ROWS
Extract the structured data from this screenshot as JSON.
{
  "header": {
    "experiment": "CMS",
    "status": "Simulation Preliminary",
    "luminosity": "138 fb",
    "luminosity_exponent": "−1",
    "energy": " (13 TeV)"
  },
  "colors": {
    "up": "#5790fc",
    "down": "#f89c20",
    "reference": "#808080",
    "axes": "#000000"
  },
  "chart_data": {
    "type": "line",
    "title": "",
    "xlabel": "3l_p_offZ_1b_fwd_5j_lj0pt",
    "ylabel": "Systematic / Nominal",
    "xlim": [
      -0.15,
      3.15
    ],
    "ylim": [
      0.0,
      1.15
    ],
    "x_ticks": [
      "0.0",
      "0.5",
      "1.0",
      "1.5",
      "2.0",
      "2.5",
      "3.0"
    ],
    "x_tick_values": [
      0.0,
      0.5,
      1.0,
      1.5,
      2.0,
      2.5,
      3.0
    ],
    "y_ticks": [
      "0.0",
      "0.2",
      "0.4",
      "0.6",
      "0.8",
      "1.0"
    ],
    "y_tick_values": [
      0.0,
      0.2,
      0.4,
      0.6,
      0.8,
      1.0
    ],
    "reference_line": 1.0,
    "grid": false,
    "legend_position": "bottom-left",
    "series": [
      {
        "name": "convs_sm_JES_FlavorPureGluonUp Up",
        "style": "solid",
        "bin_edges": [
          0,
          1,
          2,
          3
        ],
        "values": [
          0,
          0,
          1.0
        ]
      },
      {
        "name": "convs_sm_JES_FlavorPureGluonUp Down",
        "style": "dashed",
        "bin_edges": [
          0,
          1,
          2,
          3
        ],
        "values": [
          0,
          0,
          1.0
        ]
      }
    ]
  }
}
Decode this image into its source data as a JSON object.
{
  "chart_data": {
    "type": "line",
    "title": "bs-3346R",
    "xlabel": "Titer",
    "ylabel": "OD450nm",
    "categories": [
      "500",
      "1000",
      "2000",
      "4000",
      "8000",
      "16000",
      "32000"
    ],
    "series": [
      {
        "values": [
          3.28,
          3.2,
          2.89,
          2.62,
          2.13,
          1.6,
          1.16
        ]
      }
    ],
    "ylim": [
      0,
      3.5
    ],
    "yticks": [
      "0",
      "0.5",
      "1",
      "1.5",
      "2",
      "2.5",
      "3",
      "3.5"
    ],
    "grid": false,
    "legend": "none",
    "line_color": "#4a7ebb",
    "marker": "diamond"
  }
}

TASK REQUIREMENTS
Identify the lines of the entries containing the string "name". Copy each such line.

COMPLETED TASK
        "name": "convs_sm_JES_FlavorPureGluonUp Up",
        "name": "convs_sm_JES_FlavorPureGluonUp Down",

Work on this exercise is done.